◆ Aim:
Reproduce the records below in full and without edits, omitting images.

# Exercise material start

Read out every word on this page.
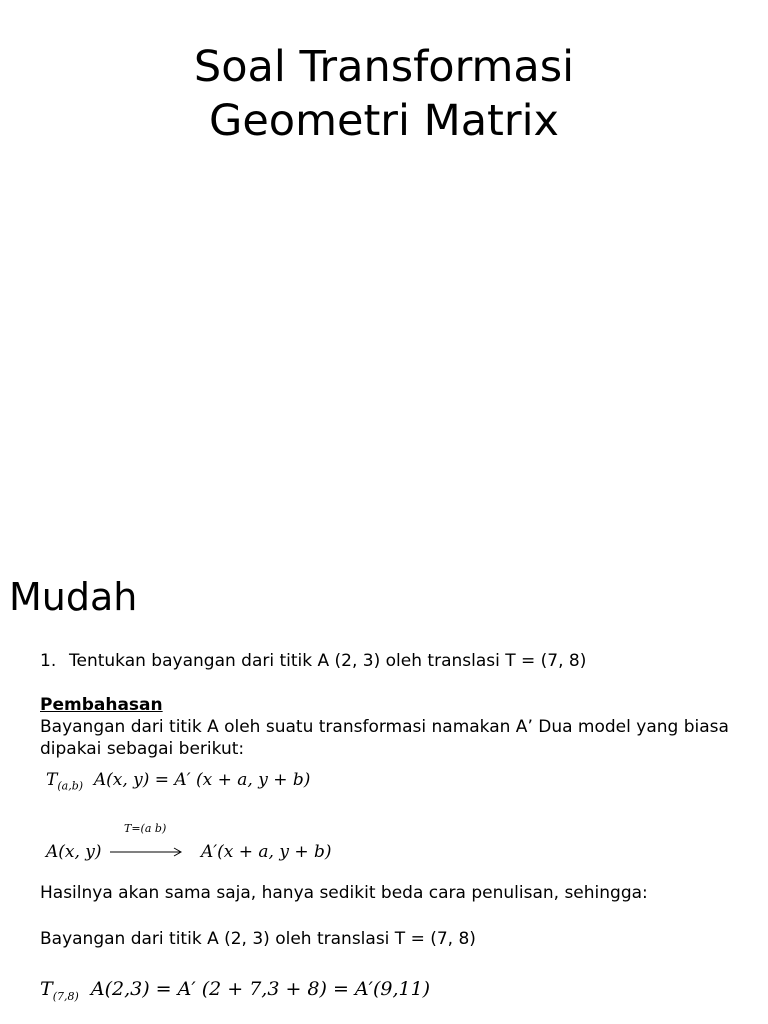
Soal Transformasi
Geometri Matrix
Mudah
1. Tentukan bayangan dari titik A (2, 3) oleh translasi T = (7, 8)
Pembahasan
Bayangan dari titik A oleh suatu transformasi namakan A’ Dua model yang biasa dipakai sebagai berikut:
$T_{(a,b)}$ A(x, y) = A′ (x + a, y + b)
A(x, y)
T=(a b)
A′(x + a, y + b)
Hasilnya akan sama saja, hanya sedikit beda cara penulisan, sehingga:
Bayangan dari titik A (2, 3) oleh translasi T = (7, 8)
$T_{(7,8)}$ A(2,3) = A′ (2 + 7,3 + 8) = A′(9,11)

# Exercise material end

◆ Written response:
Read out every word on this page.
Soal Transformasi
Geometri Matrix
Mudah
1. Tentukan bayangan dari titik A (2, 3) oleh translasi T = (7, 8)
Pembahasan
Bayangan dari titik A oleh suatu transformasi namakan A’ Dua model yang biasa dipakai sebagai berikut:
$T_{(a,b)}$ A(x, y) = A′ (x + a, y + b)
A(x, y)
T=(a b)
A′(x + a, y + b)
Hasilnya akan sama saja, hanya sedikit beda cara penulisan, sehingga:
Bayangan dari titik A (2, 3) oleh translasi T = (7, 8)
$T_{(7,8)}$ A(2,3) = A′ (2 + 7,3 + 8) = A′(9,11)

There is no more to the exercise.